-- Start Dataset entries --

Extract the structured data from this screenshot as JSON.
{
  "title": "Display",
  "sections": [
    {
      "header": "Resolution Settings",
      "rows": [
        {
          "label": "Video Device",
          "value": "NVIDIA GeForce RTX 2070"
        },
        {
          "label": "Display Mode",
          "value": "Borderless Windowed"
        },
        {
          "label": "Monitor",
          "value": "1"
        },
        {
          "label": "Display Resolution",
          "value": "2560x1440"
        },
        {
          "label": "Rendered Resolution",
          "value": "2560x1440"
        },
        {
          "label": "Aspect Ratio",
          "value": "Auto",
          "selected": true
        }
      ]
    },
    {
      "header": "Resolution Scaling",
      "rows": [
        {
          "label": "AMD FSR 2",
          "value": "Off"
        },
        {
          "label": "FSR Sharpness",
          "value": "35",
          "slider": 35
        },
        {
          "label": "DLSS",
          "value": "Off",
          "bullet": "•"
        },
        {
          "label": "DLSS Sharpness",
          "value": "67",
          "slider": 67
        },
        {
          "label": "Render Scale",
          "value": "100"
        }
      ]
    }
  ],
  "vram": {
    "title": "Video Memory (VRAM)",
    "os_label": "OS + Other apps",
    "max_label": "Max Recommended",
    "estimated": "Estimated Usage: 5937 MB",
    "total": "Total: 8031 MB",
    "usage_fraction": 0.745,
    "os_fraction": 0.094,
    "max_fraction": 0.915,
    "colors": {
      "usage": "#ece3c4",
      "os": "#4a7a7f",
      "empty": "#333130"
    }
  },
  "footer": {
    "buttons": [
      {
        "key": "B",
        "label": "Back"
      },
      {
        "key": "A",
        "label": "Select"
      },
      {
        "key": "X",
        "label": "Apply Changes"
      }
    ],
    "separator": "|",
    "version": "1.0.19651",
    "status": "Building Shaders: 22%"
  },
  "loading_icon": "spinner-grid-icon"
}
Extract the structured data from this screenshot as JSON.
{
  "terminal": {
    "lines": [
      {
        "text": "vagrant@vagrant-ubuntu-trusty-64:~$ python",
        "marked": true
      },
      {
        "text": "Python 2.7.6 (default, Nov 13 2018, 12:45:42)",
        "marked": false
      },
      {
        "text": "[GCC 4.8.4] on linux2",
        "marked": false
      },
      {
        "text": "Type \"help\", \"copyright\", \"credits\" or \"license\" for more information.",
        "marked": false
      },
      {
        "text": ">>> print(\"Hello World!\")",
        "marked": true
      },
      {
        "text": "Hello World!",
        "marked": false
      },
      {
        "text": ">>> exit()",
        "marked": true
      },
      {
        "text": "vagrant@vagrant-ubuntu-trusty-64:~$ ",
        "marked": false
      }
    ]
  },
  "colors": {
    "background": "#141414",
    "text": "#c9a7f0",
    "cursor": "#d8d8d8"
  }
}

-- End Dataset entries --

Search the data for "Sharpness". Copy every line that has it.

* **Task result**:
          "label": "FSR Sharpness",
          "label": "DLSS Sharpness",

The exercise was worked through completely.